Explanation
Colors are electromagnetic.  Sound is pneumatic.  Both are waves, sensed in two different ways, albeit measurable in the same way—with Hertz; the unit of frequency.  A single Hertz unit equals 1 cycle per second.  A 60 cycle wave sounds like the Flat B hum of a refrigerator, guitar amp, or anything else plugged into the Grid.  A 60 cycle wave of light is Invisible.
Now take the 7 Classical Colors (ROYGBIV) and transpose them down 40 Octaves into the audible spectrum of sound. Each Color falls into the region of the 7 Classical Notes (GABCDEF).  The rest of the Color Wheel (12 in all) will match up nicely with the 12 Notes.  Thus, a simple Transposition of Light, and a Transduction of Light into Sound, will produce the Photosonic Octave as displayed above.

Note: This is purely abstract fun with Man's Sevenfold Systems.  Only the Supersynesthete can directly observe these properties in Nature, and integrate Light and Sound in his Sensorium.

Fun Facts

The Colors and Notes don't quite line up as nicely as above.  G is actually a very dark red, E is more violet than indigo, and F is a deep purple, almost black.





The Primary Colors are red, yellow, and blue.  Their analogous notes—G, B, and D—form a G Major triad.  Mix the notes together and you get a 'black' chord.

The Primary tones represent the trichromatic blessing of the Day—red rise and fall, yellow orb, blue skies.







The Secondary Colors are orange, green, and violet.  
Their analogous notes—A, C, and F—make up an F Major in First Inversion.

Tasks to carry out>
- a) Name each of the seven Classical Notes listed in the passage on colors and notes.
- b) According to the passage on colors and notes, what is a single Hertz unit equal to?
- c) Transcribe the portion of the passage on colors and notes starting at "Now take the" and ending at "in his Sensorium.".
Base every response solely on the passage on colors and notes.

Information provided>
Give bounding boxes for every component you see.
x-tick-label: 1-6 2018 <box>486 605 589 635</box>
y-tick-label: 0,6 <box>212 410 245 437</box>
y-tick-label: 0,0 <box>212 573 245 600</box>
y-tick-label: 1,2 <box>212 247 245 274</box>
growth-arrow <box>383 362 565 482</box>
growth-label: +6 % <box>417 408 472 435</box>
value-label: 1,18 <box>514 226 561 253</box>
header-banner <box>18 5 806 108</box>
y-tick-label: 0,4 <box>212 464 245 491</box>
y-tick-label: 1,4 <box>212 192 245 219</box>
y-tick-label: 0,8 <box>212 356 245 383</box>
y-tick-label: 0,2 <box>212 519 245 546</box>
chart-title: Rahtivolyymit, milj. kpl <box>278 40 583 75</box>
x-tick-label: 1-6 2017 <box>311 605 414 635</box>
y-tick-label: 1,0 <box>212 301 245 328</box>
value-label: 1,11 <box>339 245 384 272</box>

In response>
- a) G, A, B, C, D, E, F

- b) 1 cycle per second.

- c)
Now take the 7 Classical Colors (ROYGBIV) and transpose them down 40 Octaves into the audible spectrum of sound. Each Color falls into the region of the 7 Classical Notes (GABCDEF).  The rest of the Color Wheel (12 in all) will match up nicely with the 12 Notes.  Thus, a simple Transposition of Light, and a Transduction of Light into Sound, will produce the Photosonic Octave as displayed above.

Note: This is purely abstract fun with Man's Sevenfold Systems.  Only the Supersynesthete can directly observe these properties in Nature, and integrate Light and Sound in his Sensorium.